:: MATERIAL SUPPLIED ::
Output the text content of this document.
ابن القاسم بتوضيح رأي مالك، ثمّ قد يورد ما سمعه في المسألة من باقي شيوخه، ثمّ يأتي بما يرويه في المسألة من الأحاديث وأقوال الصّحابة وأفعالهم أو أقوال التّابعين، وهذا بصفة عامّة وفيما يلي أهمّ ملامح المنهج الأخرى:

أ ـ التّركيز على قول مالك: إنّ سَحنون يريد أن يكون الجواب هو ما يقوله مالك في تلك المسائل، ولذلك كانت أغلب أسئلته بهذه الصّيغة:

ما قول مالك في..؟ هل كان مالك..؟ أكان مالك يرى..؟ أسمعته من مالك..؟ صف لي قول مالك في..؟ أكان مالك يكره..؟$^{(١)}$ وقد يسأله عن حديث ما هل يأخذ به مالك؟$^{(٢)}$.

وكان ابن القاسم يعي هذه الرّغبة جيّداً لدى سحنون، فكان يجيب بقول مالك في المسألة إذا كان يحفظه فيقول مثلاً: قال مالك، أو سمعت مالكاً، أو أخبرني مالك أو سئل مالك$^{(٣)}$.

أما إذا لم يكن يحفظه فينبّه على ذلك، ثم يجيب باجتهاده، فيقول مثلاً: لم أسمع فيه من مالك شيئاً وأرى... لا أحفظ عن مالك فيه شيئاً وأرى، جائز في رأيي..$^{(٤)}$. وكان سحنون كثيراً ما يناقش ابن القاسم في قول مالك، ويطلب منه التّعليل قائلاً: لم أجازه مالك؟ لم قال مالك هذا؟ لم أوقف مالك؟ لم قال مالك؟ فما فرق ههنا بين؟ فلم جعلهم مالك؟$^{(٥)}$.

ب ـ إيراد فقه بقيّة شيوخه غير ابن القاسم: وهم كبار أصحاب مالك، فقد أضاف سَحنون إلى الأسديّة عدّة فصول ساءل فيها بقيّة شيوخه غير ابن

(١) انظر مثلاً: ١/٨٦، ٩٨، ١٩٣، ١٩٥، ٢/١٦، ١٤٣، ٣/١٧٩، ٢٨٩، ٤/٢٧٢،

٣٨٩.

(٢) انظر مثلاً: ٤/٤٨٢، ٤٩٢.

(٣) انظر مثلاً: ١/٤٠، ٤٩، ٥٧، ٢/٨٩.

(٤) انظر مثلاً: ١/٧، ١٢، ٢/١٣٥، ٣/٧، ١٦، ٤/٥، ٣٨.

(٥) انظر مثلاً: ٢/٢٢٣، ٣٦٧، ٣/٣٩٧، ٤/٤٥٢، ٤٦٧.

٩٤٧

:: WHAT TO PRODUCE ::
Reproduce the full listing word for word.

:: ANSWER TO THE PROBLEM ::
Output the text content of this document.
ابن القاسم بتوضيح رأي مالك، ثمّ قد يورد ما سمعه في المسألة من باقي شيوخه، ثمّ يأتي بما يرويه في المسألة من الأحاديث وأقوال الصّحابة وأفعالهم أو أقوال التّابعين، وهذا بصفة عامّة وفيما يلي أهمّ ملامح المنهج الأخرى:

أ ـ التّركيز على قول مالك: إنّ سَحنون يريد أن يكون الجواب هو ما يقوله مالك في تلك المسائل، ولذلك كانت أغلب أسئلته بهذه الصّيغة:

ما قول مالك في..؟ هل كان مالك..؟ أكان مالك يرى..؟ أسمعته من مالك..؟ صف لي قول مالك في..؟ أكان مالك يكره..؟$^{(١)}$ وقد يسأله عن حديث ما هل يأخذ به مالك؟$^{(٢)}$.

وكان ابن القاسم يعي هذه الرّغبة جيّداً لدى سحنون، فكان يجيب بقول مالك في المسألة إذا كان يحفظه فيقول مثلاً: قال مالك، أو سمعت مالكاً، أو أخبرني مالك أو سئل مالك$^{(٣)}$.

أما إذا لم يكن يحفظه فينبّه على ذلك، ثم يجيب باجتهاده، فيقول مثلاً: لم أسمع فيه من مالك شيئاً وأرى... لا أحفظ عن مالك فيه شيئاً وأرى، جائز في رأيي..$^{(٤)}$. وكان سحنون كثيراً ما يناقش ابن القاسم في قول مالك، ويطلب منه التّعليل قائلاً: لم أجازه مالك؟ لم قال مالك هذا؟ لم أوقف مالك؟ لم قال مالك؟ فما فرق ههنا بين؟ فلم جعلهم مالك؟$^{(٥)}$.

ب ـ إيراد فقه بقيّة شيوخه غير ابن القاسم: وهم كبار أصحاب مالك، فقد أضاف سَحنون إلى الأسديّة عدّة فصول ساءل فيها بقيّة شيوخه غير ابن

(١) انظر مثلاً: ١/٨٦، ٩٨، ١٩٣، ١٩٥، ٢/١٦، ١٤٣، ٣/١٧٩، ٢٨٩، ٤/٢٧٢،

٣٨٩.

(٢) انظر مثلاً: ٤/٤٨٢، ٤٩٢.

(٣) انظر مثلاً: ١/٤٠، ٤٩، ٥٧، ٢/٨٩.

(٤) انظر مثلاً: ١/٧، ١٢، ٢/١٣٥، ٣/٧، ١٦، ٤/٥، ٣٨.

(٥) انظر مثلاً: ٢/٢٢٣، ٣٦٧، ٣/٣٩٧، ٤/٤٥٢، ٤٦٧.

٩٤٧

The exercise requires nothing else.